# Given instruction
Copy each line that has the string "Classes" somewhere in it.
[BEGIN Data for the task]
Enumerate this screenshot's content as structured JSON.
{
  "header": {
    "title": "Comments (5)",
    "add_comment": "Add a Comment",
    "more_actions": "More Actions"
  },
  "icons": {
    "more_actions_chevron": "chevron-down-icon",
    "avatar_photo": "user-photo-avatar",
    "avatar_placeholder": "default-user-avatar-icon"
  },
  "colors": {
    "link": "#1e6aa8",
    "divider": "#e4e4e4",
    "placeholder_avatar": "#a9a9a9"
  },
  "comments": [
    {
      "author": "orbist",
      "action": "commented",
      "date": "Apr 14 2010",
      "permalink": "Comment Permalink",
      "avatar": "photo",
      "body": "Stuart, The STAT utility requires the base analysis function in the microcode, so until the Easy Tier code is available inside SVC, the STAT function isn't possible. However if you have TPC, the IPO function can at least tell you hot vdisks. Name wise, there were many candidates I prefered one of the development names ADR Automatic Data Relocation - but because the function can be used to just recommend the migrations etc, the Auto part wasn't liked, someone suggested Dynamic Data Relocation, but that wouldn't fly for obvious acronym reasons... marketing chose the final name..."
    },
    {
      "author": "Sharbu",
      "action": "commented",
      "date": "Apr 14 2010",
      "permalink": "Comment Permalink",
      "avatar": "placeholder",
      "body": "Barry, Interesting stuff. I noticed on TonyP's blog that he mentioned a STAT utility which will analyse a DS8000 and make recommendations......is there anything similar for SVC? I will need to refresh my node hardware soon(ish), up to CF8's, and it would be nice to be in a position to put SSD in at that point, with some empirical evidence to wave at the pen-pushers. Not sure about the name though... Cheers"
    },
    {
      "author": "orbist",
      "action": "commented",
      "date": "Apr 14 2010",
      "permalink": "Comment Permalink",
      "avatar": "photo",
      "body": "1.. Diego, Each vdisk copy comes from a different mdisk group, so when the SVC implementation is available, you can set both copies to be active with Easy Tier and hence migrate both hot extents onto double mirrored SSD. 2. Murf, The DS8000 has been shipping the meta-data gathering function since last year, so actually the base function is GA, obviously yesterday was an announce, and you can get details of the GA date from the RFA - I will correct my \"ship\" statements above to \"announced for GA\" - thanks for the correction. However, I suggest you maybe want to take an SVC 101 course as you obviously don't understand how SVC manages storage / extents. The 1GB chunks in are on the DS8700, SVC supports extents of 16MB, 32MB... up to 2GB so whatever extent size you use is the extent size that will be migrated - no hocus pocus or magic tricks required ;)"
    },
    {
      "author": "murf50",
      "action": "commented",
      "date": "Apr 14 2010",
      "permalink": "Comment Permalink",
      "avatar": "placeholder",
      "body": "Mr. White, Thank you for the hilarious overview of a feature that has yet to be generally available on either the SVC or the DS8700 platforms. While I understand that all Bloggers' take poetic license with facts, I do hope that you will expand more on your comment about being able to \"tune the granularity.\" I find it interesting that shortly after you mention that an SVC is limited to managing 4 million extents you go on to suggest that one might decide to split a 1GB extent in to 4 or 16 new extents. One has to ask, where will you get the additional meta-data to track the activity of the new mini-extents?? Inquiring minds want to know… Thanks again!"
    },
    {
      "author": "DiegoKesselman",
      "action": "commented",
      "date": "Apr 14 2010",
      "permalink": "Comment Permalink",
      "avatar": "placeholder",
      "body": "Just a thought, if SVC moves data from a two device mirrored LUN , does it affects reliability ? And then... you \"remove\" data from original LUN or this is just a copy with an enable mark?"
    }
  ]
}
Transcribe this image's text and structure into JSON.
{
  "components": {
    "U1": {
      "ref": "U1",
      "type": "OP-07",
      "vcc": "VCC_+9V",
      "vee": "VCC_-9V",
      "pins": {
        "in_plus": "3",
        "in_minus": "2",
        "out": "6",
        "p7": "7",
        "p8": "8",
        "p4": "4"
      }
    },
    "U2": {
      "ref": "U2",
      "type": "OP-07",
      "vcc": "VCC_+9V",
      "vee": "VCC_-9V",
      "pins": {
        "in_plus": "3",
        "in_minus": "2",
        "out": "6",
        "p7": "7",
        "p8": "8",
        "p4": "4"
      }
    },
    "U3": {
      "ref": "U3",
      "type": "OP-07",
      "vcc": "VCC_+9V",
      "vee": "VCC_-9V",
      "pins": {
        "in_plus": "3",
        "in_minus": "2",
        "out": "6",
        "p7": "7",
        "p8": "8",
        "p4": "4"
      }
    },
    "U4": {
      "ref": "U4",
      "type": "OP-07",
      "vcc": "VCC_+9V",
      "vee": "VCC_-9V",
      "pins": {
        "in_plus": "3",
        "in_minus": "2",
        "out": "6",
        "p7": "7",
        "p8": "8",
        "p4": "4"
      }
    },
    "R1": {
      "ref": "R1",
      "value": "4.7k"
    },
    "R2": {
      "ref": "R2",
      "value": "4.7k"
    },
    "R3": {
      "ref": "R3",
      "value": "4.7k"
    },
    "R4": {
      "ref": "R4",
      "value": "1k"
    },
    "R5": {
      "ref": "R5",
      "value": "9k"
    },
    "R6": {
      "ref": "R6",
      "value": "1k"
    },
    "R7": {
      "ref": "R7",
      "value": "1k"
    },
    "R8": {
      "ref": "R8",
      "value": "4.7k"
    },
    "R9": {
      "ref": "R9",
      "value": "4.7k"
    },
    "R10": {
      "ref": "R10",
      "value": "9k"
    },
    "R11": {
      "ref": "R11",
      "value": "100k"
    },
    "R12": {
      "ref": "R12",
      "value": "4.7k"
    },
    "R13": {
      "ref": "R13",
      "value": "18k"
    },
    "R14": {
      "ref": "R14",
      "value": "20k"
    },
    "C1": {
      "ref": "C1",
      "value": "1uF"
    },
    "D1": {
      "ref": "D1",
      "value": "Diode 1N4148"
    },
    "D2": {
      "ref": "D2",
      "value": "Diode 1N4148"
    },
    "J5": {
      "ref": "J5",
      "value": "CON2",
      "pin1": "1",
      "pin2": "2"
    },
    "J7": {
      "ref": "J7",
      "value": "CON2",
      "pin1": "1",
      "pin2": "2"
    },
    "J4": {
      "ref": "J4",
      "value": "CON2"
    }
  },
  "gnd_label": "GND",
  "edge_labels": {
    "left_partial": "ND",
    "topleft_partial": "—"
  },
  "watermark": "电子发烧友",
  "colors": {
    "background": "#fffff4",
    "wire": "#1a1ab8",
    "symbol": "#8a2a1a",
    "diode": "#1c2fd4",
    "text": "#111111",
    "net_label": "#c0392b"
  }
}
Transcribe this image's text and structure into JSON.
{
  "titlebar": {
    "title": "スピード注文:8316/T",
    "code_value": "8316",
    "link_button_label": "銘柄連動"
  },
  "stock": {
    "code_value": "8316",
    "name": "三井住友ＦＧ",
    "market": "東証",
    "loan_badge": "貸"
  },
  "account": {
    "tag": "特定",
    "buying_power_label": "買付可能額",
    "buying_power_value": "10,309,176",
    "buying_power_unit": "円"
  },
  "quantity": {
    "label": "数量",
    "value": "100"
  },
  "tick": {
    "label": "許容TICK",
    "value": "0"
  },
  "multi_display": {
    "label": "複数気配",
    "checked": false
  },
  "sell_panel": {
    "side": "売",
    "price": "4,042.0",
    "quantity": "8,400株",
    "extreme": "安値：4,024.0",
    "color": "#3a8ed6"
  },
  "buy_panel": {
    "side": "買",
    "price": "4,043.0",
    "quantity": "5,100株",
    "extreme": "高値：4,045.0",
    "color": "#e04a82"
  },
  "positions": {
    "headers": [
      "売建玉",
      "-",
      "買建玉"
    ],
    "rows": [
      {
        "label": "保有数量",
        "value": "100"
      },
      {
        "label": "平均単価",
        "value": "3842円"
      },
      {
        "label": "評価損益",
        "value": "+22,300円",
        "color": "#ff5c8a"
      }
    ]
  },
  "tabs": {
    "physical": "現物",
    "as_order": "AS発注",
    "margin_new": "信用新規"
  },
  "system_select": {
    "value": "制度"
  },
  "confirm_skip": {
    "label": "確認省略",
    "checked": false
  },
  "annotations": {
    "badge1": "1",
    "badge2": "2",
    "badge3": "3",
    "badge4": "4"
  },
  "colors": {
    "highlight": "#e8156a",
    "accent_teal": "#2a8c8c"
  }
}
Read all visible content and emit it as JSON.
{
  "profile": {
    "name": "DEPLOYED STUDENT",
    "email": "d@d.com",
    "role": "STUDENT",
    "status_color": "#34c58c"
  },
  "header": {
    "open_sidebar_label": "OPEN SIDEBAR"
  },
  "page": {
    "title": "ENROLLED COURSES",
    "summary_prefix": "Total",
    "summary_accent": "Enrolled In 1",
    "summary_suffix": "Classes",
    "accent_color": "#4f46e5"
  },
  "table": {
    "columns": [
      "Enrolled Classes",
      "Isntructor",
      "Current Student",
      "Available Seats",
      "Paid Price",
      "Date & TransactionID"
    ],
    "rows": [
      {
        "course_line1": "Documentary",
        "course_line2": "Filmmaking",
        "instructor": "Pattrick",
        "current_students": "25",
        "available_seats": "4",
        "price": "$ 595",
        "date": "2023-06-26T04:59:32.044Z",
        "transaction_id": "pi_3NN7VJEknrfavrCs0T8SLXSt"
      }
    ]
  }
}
[END Data for the task]
# Answer to this problem
    "summary_suffix": "Classes",
      "Enrolled Classes",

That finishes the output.